Find how many lines of the listing below include the word "JOHN", then report the number by itself.

[Recorded information]
+-------+

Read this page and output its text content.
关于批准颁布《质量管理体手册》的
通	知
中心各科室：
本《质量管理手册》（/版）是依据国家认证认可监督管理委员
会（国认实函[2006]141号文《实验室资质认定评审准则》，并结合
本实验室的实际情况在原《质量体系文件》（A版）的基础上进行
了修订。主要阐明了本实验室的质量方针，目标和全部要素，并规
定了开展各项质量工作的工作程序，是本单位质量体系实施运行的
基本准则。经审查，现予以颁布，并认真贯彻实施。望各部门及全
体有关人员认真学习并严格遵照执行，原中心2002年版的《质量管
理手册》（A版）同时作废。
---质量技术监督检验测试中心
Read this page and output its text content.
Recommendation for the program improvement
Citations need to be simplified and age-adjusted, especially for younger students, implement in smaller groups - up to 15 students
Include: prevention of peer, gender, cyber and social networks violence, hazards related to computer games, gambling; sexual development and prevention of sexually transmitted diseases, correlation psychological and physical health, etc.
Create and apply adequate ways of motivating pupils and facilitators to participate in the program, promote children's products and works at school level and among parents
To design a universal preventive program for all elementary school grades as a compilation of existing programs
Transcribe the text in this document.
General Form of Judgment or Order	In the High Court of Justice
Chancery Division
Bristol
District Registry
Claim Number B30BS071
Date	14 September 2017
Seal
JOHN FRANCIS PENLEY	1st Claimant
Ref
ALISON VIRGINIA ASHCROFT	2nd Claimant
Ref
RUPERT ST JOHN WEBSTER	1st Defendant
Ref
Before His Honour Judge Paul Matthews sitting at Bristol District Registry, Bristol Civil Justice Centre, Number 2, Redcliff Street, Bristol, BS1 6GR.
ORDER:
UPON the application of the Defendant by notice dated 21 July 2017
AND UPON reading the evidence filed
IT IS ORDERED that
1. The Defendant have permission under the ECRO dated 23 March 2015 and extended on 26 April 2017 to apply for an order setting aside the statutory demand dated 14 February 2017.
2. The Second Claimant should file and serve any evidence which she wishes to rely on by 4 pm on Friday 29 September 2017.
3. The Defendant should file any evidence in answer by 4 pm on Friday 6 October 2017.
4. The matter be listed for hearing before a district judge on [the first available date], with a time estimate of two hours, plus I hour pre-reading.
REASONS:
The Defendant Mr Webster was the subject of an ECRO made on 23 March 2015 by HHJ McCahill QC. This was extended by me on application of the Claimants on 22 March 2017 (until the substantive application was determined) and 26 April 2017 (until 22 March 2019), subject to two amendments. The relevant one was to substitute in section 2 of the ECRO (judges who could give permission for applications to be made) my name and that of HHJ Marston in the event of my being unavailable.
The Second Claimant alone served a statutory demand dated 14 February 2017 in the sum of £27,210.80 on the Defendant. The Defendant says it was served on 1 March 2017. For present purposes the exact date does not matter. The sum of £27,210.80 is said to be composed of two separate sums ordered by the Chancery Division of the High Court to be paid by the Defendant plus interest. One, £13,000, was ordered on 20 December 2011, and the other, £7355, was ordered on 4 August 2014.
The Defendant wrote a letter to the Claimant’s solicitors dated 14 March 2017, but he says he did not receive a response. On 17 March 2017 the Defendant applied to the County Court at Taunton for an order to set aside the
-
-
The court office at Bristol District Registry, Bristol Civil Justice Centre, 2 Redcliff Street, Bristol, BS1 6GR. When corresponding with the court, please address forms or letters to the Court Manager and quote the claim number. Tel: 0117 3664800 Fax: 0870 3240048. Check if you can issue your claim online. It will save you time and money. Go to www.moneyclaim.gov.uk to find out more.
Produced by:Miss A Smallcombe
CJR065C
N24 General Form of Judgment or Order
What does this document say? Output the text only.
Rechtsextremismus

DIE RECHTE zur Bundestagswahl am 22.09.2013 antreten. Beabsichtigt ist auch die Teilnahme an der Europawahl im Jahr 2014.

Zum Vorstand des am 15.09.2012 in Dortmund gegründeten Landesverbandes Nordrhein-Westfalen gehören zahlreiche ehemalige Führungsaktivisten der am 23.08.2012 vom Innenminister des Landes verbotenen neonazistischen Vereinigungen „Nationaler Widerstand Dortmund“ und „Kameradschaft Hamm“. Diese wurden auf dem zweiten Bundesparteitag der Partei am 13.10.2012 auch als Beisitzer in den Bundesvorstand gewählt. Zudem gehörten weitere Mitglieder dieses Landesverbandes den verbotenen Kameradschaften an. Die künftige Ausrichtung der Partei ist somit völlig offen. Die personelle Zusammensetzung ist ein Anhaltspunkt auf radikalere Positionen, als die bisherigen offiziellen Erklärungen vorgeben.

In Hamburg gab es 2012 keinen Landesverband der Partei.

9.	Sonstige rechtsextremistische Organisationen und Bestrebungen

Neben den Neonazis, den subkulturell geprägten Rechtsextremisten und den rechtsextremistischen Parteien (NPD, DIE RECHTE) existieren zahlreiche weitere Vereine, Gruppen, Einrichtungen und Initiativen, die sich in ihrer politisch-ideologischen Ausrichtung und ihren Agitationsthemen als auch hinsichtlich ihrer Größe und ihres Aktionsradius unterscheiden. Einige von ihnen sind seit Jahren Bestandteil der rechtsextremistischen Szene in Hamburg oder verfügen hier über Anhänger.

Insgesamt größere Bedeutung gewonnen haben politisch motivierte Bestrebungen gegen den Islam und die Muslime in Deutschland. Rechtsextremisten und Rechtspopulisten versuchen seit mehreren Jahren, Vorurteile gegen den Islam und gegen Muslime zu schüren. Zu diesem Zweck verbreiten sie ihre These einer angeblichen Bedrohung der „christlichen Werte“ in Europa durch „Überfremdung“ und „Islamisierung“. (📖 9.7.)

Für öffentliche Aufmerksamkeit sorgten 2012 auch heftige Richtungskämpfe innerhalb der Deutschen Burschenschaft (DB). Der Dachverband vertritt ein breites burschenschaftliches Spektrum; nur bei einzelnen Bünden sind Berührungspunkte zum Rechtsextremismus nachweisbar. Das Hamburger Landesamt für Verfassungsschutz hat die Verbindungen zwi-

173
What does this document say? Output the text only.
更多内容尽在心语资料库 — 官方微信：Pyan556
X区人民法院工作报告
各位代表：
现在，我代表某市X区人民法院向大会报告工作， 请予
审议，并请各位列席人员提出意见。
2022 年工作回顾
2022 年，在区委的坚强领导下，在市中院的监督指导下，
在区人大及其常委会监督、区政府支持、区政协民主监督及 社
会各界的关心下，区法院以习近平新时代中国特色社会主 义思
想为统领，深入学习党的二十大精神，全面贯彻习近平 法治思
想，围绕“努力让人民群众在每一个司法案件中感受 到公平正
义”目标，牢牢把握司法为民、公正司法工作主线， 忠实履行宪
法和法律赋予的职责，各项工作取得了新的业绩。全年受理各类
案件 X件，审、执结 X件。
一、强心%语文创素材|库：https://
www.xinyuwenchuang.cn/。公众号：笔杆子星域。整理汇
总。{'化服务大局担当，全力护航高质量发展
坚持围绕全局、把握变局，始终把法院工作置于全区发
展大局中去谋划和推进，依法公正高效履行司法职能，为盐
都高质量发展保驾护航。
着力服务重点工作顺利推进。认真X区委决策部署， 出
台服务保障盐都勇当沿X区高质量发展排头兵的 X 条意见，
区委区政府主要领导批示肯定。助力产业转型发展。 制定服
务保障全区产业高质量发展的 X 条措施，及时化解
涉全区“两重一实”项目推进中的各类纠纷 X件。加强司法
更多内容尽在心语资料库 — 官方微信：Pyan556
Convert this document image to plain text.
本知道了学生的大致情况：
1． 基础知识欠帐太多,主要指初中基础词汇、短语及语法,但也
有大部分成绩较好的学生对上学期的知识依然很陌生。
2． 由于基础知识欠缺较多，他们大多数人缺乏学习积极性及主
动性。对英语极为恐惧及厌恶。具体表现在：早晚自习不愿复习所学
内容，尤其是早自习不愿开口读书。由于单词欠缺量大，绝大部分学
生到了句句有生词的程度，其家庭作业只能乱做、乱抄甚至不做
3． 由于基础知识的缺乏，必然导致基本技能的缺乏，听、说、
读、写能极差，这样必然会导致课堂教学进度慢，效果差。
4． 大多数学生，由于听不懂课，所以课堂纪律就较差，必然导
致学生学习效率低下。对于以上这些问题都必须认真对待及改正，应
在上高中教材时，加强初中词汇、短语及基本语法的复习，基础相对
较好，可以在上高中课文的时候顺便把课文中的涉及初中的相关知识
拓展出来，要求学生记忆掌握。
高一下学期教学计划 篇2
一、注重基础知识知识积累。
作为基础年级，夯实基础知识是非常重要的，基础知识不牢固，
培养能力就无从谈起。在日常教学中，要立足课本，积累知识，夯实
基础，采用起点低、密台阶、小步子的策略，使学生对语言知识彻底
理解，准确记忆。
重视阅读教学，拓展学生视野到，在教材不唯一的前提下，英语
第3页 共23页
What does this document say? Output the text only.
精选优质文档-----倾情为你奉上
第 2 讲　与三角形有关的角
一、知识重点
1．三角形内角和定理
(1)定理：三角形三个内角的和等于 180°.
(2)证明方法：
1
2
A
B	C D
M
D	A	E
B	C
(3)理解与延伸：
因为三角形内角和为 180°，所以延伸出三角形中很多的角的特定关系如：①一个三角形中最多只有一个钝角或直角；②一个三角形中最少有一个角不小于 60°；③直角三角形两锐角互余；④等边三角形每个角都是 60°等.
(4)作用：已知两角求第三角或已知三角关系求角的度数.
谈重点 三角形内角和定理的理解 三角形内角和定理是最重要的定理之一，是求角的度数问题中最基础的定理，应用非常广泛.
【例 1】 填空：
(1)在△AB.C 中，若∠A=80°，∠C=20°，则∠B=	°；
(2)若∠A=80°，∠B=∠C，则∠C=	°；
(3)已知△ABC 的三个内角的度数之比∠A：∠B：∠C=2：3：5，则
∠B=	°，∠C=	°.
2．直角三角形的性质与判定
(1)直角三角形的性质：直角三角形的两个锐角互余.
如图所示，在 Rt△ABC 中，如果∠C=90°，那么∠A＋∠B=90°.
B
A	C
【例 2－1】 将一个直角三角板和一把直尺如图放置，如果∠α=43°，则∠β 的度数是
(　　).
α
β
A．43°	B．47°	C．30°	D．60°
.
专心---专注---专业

+-------+

[Solution to the exercise]
2